** TASK DETAILS **
Look below. Copy each line that has "BINANCE" in it.

--- TASK INPUT ---

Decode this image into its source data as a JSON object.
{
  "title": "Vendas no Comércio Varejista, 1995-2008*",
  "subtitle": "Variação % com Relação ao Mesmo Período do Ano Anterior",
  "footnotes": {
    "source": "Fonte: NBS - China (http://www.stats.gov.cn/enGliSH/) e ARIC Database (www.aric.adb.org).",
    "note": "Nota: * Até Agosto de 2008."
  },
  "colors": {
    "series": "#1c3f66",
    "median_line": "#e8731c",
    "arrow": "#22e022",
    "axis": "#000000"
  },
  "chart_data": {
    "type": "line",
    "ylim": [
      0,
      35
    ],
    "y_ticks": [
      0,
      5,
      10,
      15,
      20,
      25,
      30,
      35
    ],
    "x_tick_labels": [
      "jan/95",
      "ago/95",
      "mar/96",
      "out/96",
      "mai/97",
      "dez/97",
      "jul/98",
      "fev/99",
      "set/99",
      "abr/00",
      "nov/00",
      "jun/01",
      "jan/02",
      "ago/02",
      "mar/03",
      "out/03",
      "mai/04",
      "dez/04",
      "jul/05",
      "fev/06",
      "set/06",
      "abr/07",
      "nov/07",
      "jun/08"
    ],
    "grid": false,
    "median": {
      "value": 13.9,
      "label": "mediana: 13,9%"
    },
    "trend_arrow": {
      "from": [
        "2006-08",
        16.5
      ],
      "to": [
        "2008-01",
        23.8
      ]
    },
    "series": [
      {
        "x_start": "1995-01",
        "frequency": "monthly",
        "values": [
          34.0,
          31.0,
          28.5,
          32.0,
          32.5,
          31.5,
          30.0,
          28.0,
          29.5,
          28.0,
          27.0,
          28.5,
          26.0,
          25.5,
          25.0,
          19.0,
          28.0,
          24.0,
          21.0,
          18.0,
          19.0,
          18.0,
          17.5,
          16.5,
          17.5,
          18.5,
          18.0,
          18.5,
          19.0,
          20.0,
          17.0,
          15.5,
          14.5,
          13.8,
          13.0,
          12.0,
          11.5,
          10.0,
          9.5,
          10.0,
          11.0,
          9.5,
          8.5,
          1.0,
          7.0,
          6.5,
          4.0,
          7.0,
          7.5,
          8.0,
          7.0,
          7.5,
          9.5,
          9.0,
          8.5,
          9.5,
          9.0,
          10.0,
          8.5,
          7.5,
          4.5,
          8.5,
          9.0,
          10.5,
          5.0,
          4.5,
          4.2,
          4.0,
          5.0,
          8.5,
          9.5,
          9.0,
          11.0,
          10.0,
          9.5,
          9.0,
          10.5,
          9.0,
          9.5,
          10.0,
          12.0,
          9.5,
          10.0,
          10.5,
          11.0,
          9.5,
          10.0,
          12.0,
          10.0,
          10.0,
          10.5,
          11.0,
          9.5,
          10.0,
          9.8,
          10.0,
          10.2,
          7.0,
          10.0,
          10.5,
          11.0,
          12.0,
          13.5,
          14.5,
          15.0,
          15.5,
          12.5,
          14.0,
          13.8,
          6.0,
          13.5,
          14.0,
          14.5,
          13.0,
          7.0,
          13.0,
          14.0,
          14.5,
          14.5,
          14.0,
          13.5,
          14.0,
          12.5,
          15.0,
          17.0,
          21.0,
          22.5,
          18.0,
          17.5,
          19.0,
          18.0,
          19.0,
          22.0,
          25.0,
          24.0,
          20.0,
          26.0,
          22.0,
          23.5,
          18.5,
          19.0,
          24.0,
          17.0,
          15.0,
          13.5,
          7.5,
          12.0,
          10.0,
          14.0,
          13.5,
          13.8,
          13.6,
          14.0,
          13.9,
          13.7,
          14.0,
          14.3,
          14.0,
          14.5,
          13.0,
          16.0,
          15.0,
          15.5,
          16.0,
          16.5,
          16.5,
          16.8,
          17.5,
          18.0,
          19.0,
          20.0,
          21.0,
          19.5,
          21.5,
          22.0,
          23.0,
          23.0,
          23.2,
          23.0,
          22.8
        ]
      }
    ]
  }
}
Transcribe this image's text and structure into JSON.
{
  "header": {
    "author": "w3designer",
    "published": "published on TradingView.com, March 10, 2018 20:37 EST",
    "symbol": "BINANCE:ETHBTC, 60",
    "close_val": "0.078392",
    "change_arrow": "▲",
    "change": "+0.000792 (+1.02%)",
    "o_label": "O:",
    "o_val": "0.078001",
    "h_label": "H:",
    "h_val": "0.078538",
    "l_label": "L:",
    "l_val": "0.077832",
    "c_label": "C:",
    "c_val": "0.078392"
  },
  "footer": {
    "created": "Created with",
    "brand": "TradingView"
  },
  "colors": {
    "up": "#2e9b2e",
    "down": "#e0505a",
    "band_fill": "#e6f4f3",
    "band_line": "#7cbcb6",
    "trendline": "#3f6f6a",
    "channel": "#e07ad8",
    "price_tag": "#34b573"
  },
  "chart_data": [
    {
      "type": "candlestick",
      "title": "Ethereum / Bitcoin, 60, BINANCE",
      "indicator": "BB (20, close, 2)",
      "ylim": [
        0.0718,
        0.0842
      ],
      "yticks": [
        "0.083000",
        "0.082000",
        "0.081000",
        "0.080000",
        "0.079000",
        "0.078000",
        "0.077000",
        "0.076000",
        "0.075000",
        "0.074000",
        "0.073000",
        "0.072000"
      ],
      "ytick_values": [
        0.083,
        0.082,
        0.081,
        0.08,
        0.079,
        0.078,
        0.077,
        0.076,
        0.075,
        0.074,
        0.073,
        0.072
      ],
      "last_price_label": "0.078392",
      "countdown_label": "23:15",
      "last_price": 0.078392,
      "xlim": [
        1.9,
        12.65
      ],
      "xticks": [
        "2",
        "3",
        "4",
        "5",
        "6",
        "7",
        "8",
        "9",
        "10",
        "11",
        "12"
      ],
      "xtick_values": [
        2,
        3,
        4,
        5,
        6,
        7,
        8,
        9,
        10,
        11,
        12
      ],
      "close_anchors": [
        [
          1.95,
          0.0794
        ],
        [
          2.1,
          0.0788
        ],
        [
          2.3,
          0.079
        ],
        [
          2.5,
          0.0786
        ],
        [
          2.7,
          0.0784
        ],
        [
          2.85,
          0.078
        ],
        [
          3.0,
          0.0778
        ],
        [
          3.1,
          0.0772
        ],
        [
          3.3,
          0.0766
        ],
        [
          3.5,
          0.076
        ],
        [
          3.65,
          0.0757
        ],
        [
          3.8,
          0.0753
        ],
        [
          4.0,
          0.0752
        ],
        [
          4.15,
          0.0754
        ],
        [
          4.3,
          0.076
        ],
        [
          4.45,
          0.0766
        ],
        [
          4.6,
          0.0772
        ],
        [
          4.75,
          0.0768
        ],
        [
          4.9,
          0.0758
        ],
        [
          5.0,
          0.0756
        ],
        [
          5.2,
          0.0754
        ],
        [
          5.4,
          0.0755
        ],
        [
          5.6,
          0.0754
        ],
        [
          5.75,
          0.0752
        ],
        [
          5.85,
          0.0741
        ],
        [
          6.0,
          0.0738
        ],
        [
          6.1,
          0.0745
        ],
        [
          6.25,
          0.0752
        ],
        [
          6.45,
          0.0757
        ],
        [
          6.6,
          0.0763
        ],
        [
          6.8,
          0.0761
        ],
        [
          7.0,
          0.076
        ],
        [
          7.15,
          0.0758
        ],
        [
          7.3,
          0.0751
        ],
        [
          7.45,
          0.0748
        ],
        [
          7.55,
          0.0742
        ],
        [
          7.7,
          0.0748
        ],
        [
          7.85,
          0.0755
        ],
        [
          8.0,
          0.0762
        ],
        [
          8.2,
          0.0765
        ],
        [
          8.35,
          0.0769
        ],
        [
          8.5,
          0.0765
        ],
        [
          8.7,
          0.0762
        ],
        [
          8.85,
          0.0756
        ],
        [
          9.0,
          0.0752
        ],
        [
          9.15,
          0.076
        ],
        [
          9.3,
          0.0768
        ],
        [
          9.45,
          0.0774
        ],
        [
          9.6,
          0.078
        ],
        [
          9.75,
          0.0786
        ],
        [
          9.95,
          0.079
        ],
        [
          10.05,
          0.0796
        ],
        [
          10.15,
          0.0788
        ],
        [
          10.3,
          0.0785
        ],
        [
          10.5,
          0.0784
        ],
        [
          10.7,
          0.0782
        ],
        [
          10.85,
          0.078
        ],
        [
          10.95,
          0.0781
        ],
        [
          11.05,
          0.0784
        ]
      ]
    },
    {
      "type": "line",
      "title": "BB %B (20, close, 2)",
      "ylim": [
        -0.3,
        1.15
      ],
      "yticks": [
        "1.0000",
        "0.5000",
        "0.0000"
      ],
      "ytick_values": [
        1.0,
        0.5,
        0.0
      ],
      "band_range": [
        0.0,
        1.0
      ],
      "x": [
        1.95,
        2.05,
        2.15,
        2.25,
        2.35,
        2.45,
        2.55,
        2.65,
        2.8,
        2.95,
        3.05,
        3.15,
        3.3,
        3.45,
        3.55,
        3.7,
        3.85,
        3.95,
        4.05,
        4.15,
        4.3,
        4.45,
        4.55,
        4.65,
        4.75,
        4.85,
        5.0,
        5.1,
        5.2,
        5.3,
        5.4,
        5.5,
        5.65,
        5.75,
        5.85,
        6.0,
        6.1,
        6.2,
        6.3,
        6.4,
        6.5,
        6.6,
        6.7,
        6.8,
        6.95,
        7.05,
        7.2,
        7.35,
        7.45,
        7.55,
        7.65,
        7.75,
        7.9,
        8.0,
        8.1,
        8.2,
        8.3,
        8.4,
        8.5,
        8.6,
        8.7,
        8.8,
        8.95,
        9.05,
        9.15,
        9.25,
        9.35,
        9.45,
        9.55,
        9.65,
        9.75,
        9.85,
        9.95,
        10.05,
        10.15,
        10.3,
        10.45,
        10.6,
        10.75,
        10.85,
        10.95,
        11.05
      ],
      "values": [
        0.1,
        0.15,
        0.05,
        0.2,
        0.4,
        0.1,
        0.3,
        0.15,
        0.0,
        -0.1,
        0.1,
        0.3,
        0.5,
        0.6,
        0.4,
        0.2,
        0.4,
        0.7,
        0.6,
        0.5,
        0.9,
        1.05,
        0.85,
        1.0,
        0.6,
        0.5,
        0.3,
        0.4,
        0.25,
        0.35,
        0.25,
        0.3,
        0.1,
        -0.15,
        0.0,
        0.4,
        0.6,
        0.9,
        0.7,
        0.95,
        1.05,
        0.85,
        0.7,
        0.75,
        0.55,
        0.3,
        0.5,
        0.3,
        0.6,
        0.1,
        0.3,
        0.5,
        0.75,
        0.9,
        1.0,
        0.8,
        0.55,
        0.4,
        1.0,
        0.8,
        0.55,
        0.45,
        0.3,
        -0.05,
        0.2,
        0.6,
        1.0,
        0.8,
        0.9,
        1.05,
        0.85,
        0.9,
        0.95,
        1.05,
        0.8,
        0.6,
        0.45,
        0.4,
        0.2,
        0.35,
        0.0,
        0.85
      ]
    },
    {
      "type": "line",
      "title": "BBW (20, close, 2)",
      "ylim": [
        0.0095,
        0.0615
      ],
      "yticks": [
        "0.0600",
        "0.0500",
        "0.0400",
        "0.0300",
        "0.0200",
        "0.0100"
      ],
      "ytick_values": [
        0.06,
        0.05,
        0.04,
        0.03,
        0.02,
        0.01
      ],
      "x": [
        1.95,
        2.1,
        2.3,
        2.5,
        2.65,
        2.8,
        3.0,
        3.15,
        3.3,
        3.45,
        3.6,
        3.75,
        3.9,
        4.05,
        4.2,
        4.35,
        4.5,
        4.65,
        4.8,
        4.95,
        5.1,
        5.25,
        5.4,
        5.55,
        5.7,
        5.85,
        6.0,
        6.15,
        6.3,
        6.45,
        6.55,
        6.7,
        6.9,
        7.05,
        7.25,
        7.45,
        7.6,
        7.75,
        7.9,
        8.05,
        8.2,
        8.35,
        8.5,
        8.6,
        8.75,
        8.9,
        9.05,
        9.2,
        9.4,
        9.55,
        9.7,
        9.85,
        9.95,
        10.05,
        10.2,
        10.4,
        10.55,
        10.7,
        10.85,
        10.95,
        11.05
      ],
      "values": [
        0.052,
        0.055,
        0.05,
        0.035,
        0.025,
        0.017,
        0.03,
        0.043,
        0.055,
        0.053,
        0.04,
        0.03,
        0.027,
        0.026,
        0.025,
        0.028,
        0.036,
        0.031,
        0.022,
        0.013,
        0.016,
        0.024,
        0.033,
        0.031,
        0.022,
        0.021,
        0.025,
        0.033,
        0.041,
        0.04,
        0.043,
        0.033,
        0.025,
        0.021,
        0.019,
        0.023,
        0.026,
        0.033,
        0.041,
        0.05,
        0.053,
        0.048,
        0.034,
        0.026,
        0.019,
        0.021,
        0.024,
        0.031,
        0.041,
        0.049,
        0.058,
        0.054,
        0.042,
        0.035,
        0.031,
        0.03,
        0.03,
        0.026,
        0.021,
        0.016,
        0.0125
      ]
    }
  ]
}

---

** TASK ANSWER **
    "symbol": "BINANCE:ETHBTC, 60",
      "title": "Ethereum / Bitcoin, 60, BINANCE",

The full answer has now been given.